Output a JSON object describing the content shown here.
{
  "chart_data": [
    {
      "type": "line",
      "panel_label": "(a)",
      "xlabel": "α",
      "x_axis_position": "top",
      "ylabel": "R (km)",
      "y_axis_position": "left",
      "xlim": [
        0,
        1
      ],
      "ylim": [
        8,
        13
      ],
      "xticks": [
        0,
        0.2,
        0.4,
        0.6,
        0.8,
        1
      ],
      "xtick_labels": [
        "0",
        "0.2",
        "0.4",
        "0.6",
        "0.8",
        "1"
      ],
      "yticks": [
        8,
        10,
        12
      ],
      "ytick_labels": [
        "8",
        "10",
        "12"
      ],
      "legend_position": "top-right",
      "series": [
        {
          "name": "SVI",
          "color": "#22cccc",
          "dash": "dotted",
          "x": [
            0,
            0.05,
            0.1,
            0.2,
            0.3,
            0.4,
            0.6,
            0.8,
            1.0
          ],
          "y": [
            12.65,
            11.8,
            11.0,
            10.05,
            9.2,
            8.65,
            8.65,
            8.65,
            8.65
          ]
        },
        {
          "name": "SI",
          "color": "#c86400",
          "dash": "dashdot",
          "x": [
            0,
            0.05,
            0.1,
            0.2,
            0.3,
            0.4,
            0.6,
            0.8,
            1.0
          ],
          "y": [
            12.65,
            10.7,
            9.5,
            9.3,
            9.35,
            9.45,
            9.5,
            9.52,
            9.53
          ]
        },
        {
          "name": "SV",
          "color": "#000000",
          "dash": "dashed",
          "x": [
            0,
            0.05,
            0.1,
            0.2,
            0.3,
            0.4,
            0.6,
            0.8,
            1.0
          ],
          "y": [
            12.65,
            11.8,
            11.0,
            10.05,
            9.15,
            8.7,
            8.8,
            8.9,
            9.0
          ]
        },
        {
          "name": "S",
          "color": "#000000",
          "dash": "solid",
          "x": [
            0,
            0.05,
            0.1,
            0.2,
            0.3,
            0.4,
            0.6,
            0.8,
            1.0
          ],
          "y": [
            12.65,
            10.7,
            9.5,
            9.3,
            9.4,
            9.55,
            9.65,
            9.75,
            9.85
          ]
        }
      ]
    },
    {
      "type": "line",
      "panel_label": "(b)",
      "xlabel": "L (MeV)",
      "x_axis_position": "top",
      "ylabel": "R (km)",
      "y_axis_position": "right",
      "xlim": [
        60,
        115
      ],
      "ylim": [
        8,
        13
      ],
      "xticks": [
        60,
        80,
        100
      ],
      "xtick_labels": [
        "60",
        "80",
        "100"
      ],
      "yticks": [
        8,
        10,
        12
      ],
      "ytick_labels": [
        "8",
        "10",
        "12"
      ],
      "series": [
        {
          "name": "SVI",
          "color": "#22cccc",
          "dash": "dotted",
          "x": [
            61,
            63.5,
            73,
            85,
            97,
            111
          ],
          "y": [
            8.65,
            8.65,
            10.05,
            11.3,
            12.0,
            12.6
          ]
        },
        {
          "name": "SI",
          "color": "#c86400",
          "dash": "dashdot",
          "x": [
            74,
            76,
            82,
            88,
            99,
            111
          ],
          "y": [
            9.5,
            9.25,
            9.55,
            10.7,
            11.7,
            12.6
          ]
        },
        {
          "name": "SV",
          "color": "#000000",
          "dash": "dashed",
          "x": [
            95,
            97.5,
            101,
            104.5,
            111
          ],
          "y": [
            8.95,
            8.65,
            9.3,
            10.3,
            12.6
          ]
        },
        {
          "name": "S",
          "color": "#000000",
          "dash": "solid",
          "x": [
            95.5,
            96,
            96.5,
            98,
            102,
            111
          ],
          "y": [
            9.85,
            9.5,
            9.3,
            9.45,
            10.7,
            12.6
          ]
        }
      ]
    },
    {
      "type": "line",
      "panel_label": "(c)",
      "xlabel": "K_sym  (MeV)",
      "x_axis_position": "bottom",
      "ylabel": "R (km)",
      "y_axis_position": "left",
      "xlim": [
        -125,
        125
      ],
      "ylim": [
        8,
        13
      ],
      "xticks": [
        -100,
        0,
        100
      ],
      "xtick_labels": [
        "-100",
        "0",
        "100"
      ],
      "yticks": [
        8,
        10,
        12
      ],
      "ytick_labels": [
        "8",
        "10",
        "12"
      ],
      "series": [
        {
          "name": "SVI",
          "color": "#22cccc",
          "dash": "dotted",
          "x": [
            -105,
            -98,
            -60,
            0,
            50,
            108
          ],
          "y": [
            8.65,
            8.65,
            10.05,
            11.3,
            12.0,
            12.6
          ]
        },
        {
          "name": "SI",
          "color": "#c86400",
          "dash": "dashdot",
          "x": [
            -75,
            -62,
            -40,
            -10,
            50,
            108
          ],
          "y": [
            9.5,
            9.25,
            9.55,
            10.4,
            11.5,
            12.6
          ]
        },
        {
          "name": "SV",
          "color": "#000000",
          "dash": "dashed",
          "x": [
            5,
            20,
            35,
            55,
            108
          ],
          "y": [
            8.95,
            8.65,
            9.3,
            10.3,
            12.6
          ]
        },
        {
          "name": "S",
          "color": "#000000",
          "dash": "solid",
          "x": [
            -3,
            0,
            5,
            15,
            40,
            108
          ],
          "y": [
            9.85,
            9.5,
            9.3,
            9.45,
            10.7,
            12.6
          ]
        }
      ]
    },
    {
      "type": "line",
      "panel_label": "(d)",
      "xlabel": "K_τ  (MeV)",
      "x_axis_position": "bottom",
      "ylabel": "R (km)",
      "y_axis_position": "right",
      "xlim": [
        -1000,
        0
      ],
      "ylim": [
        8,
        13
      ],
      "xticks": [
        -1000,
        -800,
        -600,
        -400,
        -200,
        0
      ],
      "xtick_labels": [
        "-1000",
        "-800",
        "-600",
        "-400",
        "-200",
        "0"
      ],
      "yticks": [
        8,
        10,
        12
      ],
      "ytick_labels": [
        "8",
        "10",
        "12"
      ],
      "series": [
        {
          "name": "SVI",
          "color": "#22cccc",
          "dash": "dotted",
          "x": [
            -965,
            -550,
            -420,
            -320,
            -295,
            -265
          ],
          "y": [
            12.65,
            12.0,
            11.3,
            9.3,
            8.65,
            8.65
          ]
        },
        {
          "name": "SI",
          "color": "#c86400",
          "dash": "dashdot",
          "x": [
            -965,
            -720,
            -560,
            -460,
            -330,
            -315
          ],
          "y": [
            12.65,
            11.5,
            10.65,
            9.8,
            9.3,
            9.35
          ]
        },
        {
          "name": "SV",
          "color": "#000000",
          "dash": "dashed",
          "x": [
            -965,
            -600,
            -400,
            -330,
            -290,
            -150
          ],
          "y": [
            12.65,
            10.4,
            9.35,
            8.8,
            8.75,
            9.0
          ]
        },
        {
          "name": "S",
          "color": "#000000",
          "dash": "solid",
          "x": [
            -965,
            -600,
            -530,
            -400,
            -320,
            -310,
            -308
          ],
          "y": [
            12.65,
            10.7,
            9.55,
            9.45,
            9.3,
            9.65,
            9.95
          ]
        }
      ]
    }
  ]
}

----

What the exercise asks -
Go through the material above line by line and copy it exactly.

Answer to this task -
Output a JSON object describing the content shown here.
{
  "chart_data": [
    {
      "type": "line",
      "panel_label": "(a)",
      "xlabel": "α",
      "x_axis_position": "top",
      "ylabel": "R (km)",
      "y_axis_position": "left",
      "xlim": [
        0,
        1
      ],
      "ylim": [
        8,
        13
      ],
      "xticks": [
        0,
        0.2,
        0.4,
        0.6,
        0.8,
        1
      ],
      "xtick_labels": [
        "0",
        "0.2",
        "0.4",
        "0.6",
        "0.8",
        "1"
      ],
      "yticks": [
        8,
        10,
        12
      ],
      "ytick_labels": [
        "8",
        "10",
        "12"
      ],
      "legend_position": "top-right",
      "series": [
        {
          "name": "SVI",
          "color": "#22cccc",
          "dash": "dotted",
          "x": [
            0,
            0.05,
            0.1,
            0.2,
            0.3,
            0.4,
            0.6,
            0.8,
            1.0
          ],
          "y": [
            12.65,
            11.8,
            11.0,
            10.05,
            9.2,
            8.65,
            8.65,
            8.65,
            8.65
          ]
        },
        {
          "name": "SI",
          "color": "#c86400",
          "dash": "dashdot",
          "x": [
            0,
            0.05,
            0.1,
            0.2,
            0.3,
            0.4,
            0.6,
            0.8,
            1.0
          ],
          "y": [
            12.65,
            10.7,
            9.5,
            9.3,
            9.35,
            9.45,
            9.5,
            9.52,
            9.53
          ]
        },
        {
          "name": "SV",
          "color": "#000000",
          "dash": "dashed",
          "x": [
            0,
            0.05,
            0.1,
            0.2,
            0.3,
            0.4,
            0.6,
            0.8,
            1.0
          ],
          "y": [
            12.65,
            11.8,
            11.0,
            10.05,
            9.15,
            8.7,
            8.8,
            8.9,
            9.0
          ]
        },
        {
          "name": "S",
          "color": "#000000",
          "dash": "solid",
          "x": [
            0,
            0.05,
            0.1,
            0.2,
            0.3,
            0.4,
            0.6,
            0.8,
            1.0
          ],
          "y": [
            12.65,
            10.7,
            9.5,
            9.3,
            9.4,
            9.55,
            9.65,
            9.75,
            9.85
          ]
        }
      ]
    },
    {
      "type": "line",
      "panel_label": "(b)",
      "xlabel": "L (MeV)",
      "x_axis_position": "top",
      "ylabel": "R (km)",
      "y_axis_position": "right",
      "xlim": [
        60,
        115
      ],
      "ylim": [
        8,
        13
      ],
      "xticks": [
        60,
        80,
        100
      ],
      "xtick_labels": [
        "60",
        "80",
        "100"
      ],
      "yticks": [
        8,
        10,
        12
      ],
      "ytick_labels": [
        "8",
        "10",
        "12"
      ],
      "series": [
        {
          "name": "SVI",
          "color": "#22cccc",
          "dash": "dotted",
          "x": [
            61,
            63.5,
            73,
            85,
            97,
            111
          ],
          "y": [
            8.65,
            8.65,
            10.05,
            11.3,
            12.0,
            12.6
          ]
        },
        {
          "name": "SI",
          "color": "#c86400",
          "dash": "dashdot",
          "x": [
            74,
            76,
            82,
            88,
            99,
            111
          ],
          "y": [
            9.5,
            9.25,
            9.55,
            10.7,
            11.7,
            12.6
          ]
        },
        {
          "name": "SV",
          "color": "#000000",
          "dash": "dashed",
          "x": [
            95,
            97.5,
            101,
            104.5,
            111
          ],
          "y": [
            8.95,
            8.65,
            9.3,
            10.3,
            12.6
          ]
        },
        {
          "name": "S",
          "color": "#000000",
          "dash": "solid",
          "x": [
            95.5,
            96,
            96.5,
            98,
            102,
            111
          ],
          "y": [
            9.85,
            9.5,
            9.3,
            9.45,
            10.7,
            12.6
          ]
        }
      ]
    },
    {
      "type": "line",
      "panel_label": "(c)",
      "xlabel": "K_sym  (MeV)",
      "x_axis_position": "bottom",
      "ylabel": "R (km)",
      "y_axis_position": "left",
      "xlim": [
        -125,
        125
      ],
      "ylim": [
        8,
        13
      ],
      "xticks": [
        -100,
        0,
        100
      ],
      "xtick_labels": [
        "-100",
        "0",
        "100"
      ],
      "yticks": [
        8,
        10,
        12
      ],
      "ytick_labels": [
        "8",
        "10",
        "12"
      ],
      "series": [
        {
          "name": "SVI",
          "color": "#22cccc",
          "dash": "dotted",
          "x": [
            -105,
            -98,
            -60,
            0,
            50,
            108
          ],
          "y": [
            8.65,
            8.65,
            10.05,
            11.3,
            12.0,
            12.6
          ]
        },
        {
          "name": "SI",
          "color": "#c86400",
          "dash": "dashdot",
          "x": [
            -75,
            -62,
            -40,
            -10,
            50,
            108
          ],
          "y": [
            9.5,
            9.25,
            9.55,
            10.4,
            11.5,
            12.6
          ]
        },
        {
          "name": "SV",
          "color": "#000000",
          "dash": "dashed",
          "x": [
            5,
            20,
            35,
            55,
            108
          ],
          "y": [
            8.95,
            8.65,
            9.3,
            10.3,
            12.6
          ]
        },
        {
          "name": "S",
          "color": "#000000",
          "dash": "solid",
          "x": [
            -3,
            0,
            5,
            15,
            40,
            108
          ],
          "y": [
            9.85,
            9.5,
            9.3,
            9.45,
            10.7,
            12.6
          ]
        }
      ]
    },
    {
      "type": "line",
      "panel_label": "(d)",
      "xlabel": "K_τ  (MeV)",
      "x_axis_position": "bottom",
      "ylabel": "R (km)",
      "y_axis_position": "right",
      "xlim": [
        -1000,
        0
      ],
      "ylim": [
        8,
        13
      ],
      "xticks": [
        -1000,
        -800,
        -600,
        -400,
        -200,
        0
      ],
      "xtick_labels": [
        "-1000",
        "-800",
        "-600",
        "-400",
        "-200",
        "0"
      ],
      "yticks": [
        8,
        10,
        12
      ],
      "ytick_labels": [
        "8",
        "10",
        "12"
      ],
      "series": [
        {
          "name": "SVI",
          "color": "#22cccc",
          "dash": "dotted",
          "x": [
            -965,
            -550,
            -420,
            -320,
            -295,
            -265
          ],
          "y": [
            12.65,
            12.0,
            11.3,
            9.3,
            8.65,
            8.65
          ]
        },
        {
          "name": "SI",
          "color": "#c86400",
          "dash": "dashdot",
          "x": [
            -965,
            -720,
            -560,
            -460,
            -330,
            -315
          ],
          "y": [
            12.65,
            11.5,
            10.65,
            9.8,
            9.3,
            9.35
          ]
        },
        {
          "name": "SV",
          "color": "#000000",
          "dash": "dashed",
          "x": [
            -965,
            -600,
            -400,
            -330,
            -290,
            -150
          ],
          "y": [
            12.65,
            10.4,
            9.35,
            8.8,
            8.75,
            9.0
          ]
        },
        {
          "name": "S",
          "color": "#000000",
          "dash": "solid",
          "x": [
            -965,
            -600,
            -530,
            -400,
            -320,
            -310,
            -308
          ],
          "y": [
            12.65,
            10.7,
            9.55,
            9.45,
            9.3,
            9.65,
            9.95
          ]
        }
      ]
    }
  ]
}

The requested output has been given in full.